- **WHAT YOU HAVE TO DO**
Among the entries, which lines carry the string "number"? Copy each of them.

- **AVAILABLE RECORDS**
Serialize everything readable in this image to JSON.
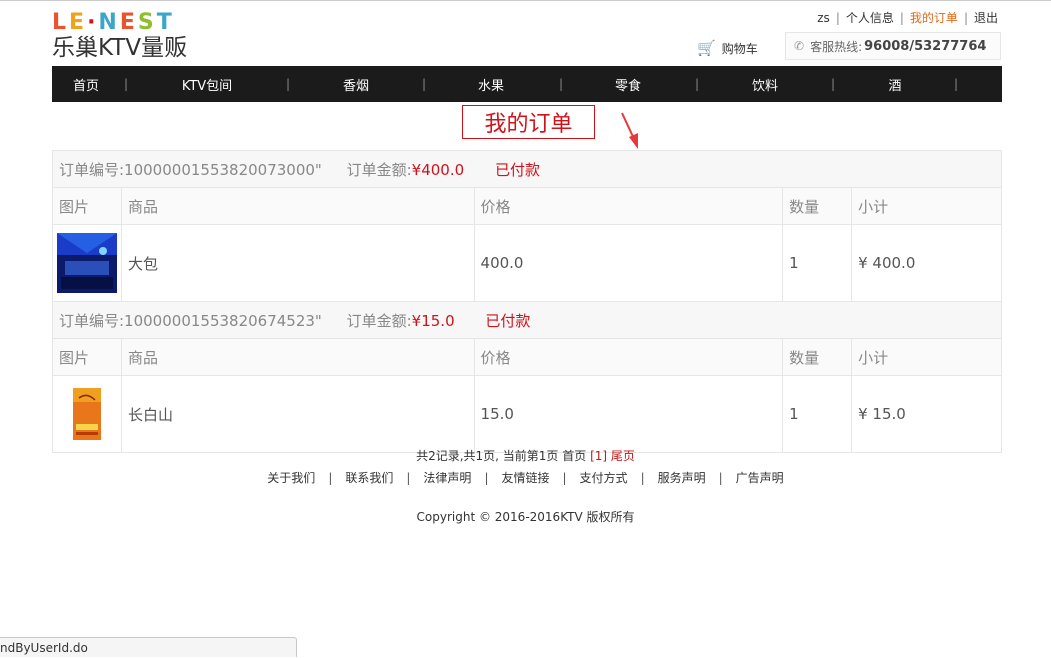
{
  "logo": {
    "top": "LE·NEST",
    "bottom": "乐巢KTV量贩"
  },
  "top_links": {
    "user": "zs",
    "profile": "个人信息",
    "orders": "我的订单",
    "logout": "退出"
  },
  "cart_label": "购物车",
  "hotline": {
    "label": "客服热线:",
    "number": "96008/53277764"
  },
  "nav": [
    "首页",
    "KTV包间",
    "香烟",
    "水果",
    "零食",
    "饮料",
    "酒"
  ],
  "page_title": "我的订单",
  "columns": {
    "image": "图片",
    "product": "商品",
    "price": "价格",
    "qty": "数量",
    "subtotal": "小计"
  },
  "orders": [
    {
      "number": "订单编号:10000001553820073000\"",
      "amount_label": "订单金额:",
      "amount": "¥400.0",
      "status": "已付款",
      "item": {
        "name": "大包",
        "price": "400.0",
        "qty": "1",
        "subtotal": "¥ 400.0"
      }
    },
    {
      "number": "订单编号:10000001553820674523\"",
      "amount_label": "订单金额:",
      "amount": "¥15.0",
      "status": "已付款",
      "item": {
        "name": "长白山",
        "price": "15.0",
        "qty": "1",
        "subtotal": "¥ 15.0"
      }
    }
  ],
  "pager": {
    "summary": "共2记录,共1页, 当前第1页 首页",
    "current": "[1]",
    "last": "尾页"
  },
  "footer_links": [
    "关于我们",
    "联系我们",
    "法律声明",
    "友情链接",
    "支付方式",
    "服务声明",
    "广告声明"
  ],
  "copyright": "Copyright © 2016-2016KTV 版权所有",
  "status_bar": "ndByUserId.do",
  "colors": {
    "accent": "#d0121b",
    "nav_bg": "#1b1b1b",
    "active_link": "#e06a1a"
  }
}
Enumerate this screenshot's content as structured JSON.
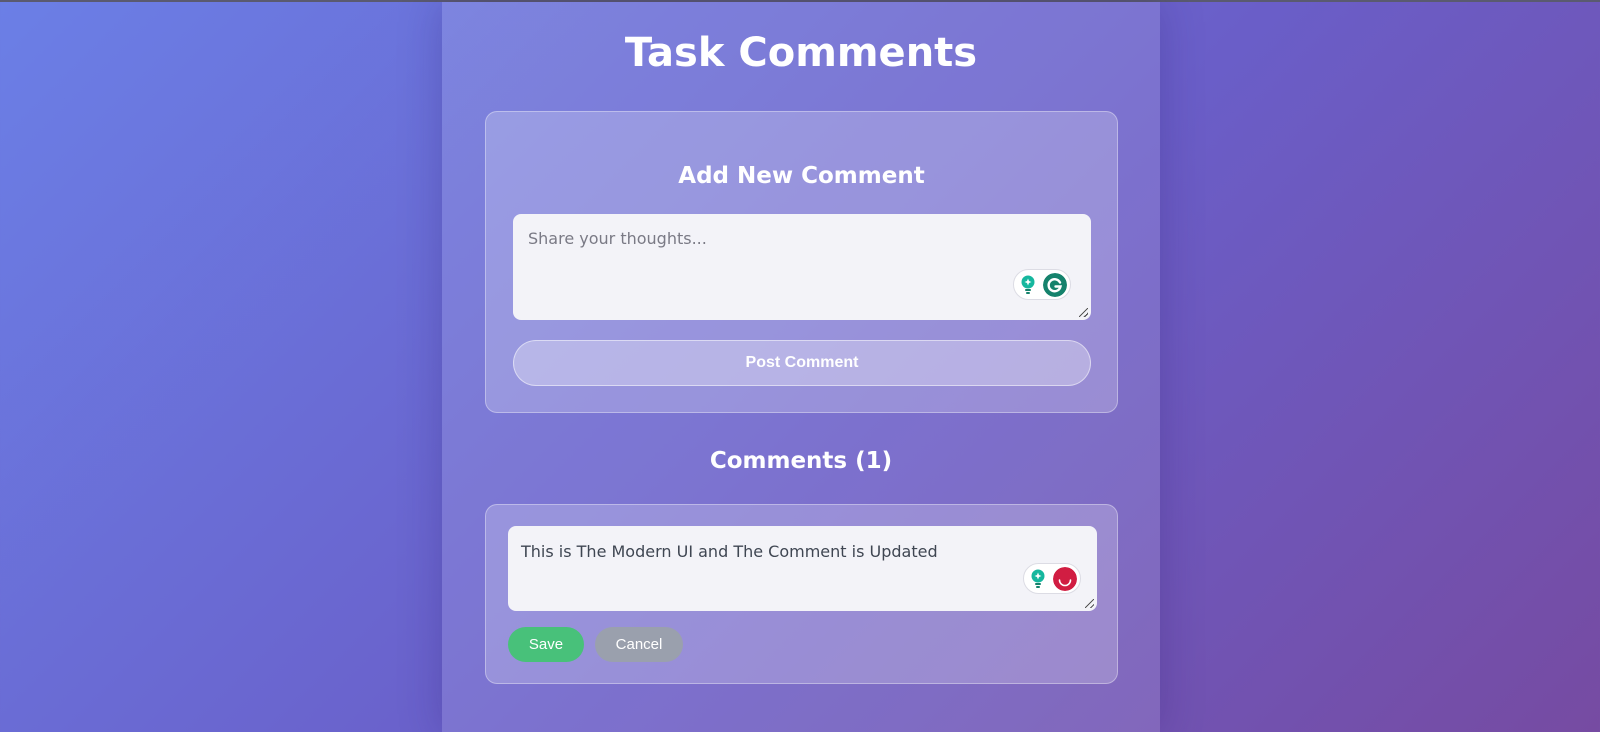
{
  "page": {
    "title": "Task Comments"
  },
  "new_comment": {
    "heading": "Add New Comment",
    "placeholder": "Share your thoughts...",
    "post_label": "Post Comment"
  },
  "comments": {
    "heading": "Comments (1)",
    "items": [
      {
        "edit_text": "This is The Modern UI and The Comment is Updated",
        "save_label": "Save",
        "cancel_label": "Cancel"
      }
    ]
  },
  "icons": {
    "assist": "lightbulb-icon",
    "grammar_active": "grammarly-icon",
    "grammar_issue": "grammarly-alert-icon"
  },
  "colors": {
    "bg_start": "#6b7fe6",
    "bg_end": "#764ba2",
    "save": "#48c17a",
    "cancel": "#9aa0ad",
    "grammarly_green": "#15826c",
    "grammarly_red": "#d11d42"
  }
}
--
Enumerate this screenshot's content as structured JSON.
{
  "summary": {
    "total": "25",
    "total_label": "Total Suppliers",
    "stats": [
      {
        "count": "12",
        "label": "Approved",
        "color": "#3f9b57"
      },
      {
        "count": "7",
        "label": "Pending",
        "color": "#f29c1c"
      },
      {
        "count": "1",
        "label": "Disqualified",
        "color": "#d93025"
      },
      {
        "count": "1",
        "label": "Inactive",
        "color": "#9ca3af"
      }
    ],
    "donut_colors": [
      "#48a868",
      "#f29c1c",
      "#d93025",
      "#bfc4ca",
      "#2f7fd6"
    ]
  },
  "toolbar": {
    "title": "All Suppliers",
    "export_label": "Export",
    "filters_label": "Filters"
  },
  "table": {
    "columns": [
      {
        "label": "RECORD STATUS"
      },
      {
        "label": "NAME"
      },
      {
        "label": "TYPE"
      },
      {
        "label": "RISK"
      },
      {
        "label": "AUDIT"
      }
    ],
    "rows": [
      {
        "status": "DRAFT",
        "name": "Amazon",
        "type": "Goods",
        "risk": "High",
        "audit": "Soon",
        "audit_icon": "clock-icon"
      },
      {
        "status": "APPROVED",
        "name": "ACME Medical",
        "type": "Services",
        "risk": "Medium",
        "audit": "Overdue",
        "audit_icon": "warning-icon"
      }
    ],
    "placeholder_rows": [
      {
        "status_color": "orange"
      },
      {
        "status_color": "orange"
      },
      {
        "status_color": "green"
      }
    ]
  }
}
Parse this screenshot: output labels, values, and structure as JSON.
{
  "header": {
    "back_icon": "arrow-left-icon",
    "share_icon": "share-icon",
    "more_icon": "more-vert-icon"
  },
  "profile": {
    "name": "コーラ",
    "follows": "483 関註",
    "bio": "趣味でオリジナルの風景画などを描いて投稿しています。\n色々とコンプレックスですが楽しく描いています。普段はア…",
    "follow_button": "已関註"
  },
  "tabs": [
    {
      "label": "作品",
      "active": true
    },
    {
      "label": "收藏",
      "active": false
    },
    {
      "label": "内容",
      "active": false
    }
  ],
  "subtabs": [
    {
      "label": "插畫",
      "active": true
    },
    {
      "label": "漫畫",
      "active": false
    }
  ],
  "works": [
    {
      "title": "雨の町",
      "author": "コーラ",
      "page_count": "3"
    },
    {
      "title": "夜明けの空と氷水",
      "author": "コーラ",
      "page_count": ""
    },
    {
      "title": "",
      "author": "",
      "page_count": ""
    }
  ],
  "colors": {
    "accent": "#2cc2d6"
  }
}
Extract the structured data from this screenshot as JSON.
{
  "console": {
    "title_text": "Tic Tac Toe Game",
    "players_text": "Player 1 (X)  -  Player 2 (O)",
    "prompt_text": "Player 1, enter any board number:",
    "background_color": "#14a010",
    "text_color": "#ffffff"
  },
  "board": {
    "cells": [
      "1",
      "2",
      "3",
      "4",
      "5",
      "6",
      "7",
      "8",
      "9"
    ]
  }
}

- **RESULT FOR THIS EXERCISE**
    "number": "96008/53277764"
      "number": "订单编号:10000001553820073000\"",
      "number": "订单编号:10000001553820674523\"",
    "prompt_text": "Player 1, enter any board number:",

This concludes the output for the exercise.